◆ **PROMPT**: Go through the listing below and gather every line with the word "Okno".

◆ **MATERIAL FOR THIS TASK**:
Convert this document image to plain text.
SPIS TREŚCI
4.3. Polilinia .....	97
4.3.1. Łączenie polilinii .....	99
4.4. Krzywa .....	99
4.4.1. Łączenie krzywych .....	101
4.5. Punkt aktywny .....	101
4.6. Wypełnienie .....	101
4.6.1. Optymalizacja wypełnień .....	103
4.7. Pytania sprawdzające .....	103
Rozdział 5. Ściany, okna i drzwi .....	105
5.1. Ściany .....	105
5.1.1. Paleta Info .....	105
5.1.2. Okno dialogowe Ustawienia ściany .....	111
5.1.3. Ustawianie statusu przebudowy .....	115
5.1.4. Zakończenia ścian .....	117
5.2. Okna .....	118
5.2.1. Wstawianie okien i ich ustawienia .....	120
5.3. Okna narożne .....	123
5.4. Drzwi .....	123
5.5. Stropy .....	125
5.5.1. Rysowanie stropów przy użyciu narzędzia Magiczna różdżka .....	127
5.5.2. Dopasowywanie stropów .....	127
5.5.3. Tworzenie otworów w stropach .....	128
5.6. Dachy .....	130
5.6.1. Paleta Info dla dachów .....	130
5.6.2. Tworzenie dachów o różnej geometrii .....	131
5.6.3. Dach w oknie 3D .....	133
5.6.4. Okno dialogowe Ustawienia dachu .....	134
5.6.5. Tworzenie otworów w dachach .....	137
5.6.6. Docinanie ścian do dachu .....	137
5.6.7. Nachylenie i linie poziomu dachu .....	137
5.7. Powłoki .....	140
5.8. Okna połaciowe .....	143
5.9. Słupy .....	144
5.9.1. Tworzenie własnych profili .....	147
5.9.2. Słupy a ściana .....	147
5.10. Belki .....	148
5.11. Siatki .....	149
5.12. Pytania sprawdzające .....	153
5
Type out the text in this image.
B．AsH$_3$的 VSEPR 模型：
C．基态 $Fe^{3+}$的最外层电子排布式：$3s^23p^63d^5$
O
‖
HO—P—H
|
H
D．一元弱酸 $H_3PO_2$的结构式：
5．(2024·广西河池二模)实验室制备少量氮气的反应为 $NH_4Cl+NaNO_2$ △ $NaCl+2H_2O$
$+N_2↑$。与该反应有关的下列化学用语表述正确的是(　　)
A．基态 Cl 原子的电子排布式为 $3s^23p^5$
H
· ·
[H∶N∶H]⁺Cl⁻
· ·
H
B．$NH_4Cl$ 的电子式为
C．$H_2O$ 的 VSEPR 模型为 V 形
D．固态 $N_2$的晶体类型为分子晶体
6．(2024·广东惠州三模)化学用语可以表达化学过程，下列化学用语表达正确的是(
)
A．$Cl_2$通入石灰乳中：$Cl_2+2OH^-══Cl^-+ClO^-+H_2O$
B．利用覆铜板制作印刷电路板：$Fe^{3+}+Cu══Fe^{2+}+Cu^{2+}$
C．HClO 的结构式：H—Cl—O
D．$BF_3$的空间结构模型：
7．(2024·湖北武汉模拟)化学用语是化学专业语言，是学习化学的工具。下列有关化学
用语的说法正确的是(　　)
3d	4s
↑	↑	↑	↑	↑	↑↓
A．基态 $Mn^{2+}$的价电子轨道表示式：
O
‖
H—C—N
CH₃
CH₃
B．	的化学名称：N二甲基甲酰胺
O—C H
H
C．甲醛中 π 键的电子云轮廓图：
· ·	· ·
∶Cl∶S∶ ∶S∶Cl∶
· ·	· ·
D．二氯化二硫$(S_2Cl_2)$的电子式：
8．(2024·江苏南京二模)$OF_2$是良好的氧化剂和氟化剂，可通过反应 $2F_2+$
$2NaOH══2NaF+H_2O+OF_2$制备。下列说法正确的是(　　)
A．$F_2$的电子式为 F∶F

◆ **RESULT OF THIS EXERCISE**:
5.1.2. Okno dialogowe Ustawienia ściany .....	111
5.6.4. Okno dialogowe Ustawienia dachu .....	134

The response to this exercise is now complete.